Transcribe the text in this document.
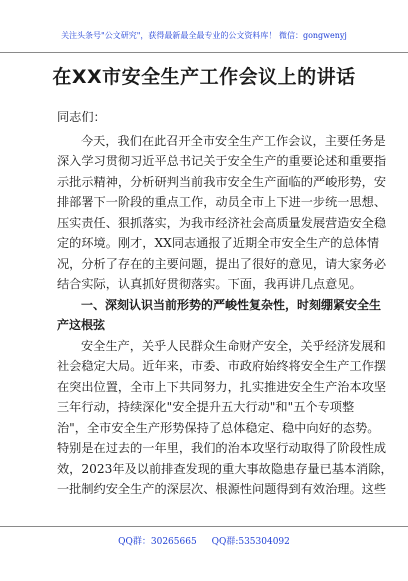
关注头条号"公文研究"，获得最新最全最专业的公文资料库！ 微信：gongwenyj
在XX市安全生产工作会议上的讲话
同志们：
今天，我们在此召开全市安全生产工作会议，主要任务是
深入学习贯彻习近平总书记关于安全生产的重要论述和重要指
示批示精神，分析研判当前我市安全生产面临的严峻形势，安
排部署下一阶段的重点工作，动员全市上下进一步统一思想、
压实责任、狠抓落实，为我市经济社会高质量发展营造安全稳
定的环境。刚才，XX同志通报了近期全市安全生产的总体情
况，分析了存在的主要问题，提出了很好的意见，请大家务必
结合实际，认真抓好贯彻落实。下面，我再讲几点意见。
一、深刻认识当前形势的严峻性复杂性，时刻绷紧安全生
产这根弦
安全生产，关乎人民群众生命财产安全，关乎经济发展和
社会稳定大局。近年来，市委、市政府始终将安全生产工作摆
在突出位置，全市上下共同努力，扎实推进安全生产治本攻坚
三年行动，持续深化"安全提升五大行动"和"五个专项整
治"，全市安全生产形势保持了总体稳定、稳中向好的态势。
特别是在过去的一年里，我们的治本攻坚行动取得了阶段性成
效，2023年及以前排查发现的重大事故隐患存量已基本消除，
一批制约安全生产的深层次、根源性问题得到有效治理。这些
QQ群：30265665 QQ群:535304092
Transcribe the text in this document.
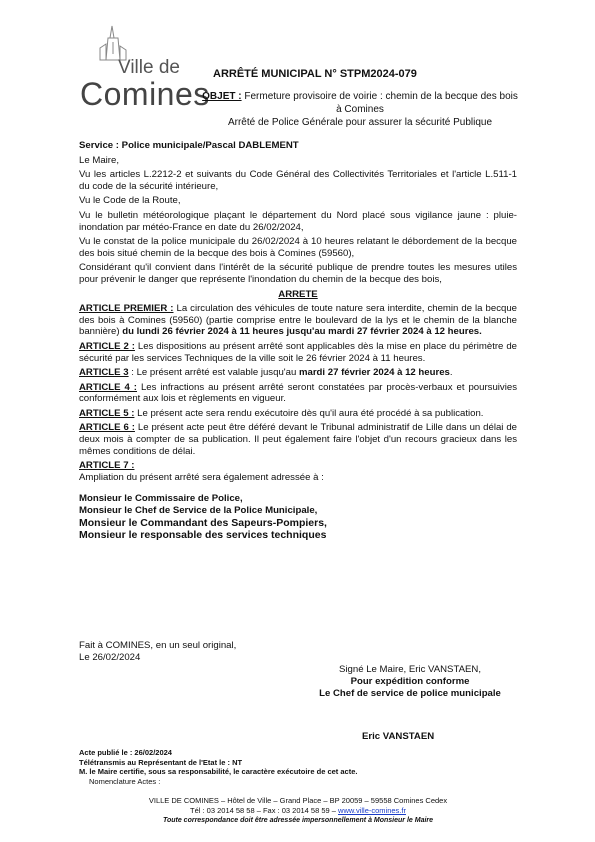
Ville de
Comines
ARRÊTÉ MUNICIPAL N° STPM2024-079
OBJET : Fermeture provisoire de voirie : chemin de la becque des bois à Comines
Arrêté de Police Générale pour assurer la sécurité Publique
Service : Police municipale/Pascal DABLEMENT
Le Maire,
Vu les articles L.2212-2 et suivants du Code Général des Collectivités Territoriales et l'article L.511-1 du code de la sécurité intérieure,
Vu le Code de la Route,
Vu le bulletin météorologique plaçant le département du Nord placé sous vigilance jaune : pluie-inondation par météo-France en date du 26/02/2024,
Vu le constat de la police municipale du 26/02/2024 à 10 heures relatant le débordement de la becque des bois situé chemin de la becque des bois à Comines (59560),
Considérant qu'il convient dans l'intérêt de la sécurité publique de prendre toutes les mesures utiles pour prévenir le danger que représente l'inondation du chemin de la becque des bois,
ARRETE
ARTICLE PREMIER : La circulation des véhicules de toute nature sera interdite, chemin de la becque des bois à Comines (59560) (partie comprise entre le boulevard de la lys et le chemin de la blanche bannière) du lundi 26 février 2024 à 11 heures jusqu'au mardi 27 février 2024 à 12 heures.
ARTICLE 2 : Les dispositions au présent arrêté sont applicables dès la mise en place du périmètre de sécurité par les services Techniques de la ville soit le 26 février 2024 à 11 heures.
ARTICLE 3 : Le présent arrêté est valable jusqu'au mardi 27 février 2024 à 12 heures.
ARTICLE 4 : Les infractions au présent arrêté seront constatées par procès-verbaux et poursuivies conformément aux lois et règlements en vigueur.
ARTICLE 5 : Le présent acte sera rendu exécutoire dès qu'il aura été procédé à sa publication.
ARTICLE 6 : Le présent acte peut être déféré devant le Tribunal administratif de Lille dans un délai de deux mois à compter de sa publication. Il peut également faire l'objet d'un recours gracieux dans les mêmes conditions de délai.
ARTICLE 7 :
Ampliation du présent arrêté sera également adressée à :
Monsieur le Commissaire de Police,
Monsieur le Chef de Service de la Police Municipale,
Monsieur le Commandant des Sapeurs-Pompiers,
Monsieur le responsable des services techniques
Fait à COMINES, en un seul original,
Le 26/02/2024
Signé Le Maire, Eric VANSTAEN,
Pour expédition conforme
Le Chef de service de police municipale
Eric VANSTAEN
Acte publié le : 26/02/2024
Télétransmis au Représentant de l'Etat le : NT
M. le Maire certifie, sous sa responsabilité, le caractère exécutoire de cet acte.
Nomenclature Actes :
VILLE DE COMINES – Hôtel de Ville – Grand Place – BP 20059 – 59558 Comines Cedex
Tél : 03 2014 58 58 – Fax : 03 2014 58 59 – www.ville-comines.fr
Toute correspondance doit être adressée impersonnellement à Monsieur le Maire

▶ [Problem to work on]:
Write out every line of the data that holds the word "exécutoire".

▶ [Reply to the task]:
ARTICLE 5 : Le présent acte sera rendu exécutoire dès qu'il aura été procédé à sa publication.
M. le Maire certifie, sous sa responsabilité, le caractère exécutoire de cet acte.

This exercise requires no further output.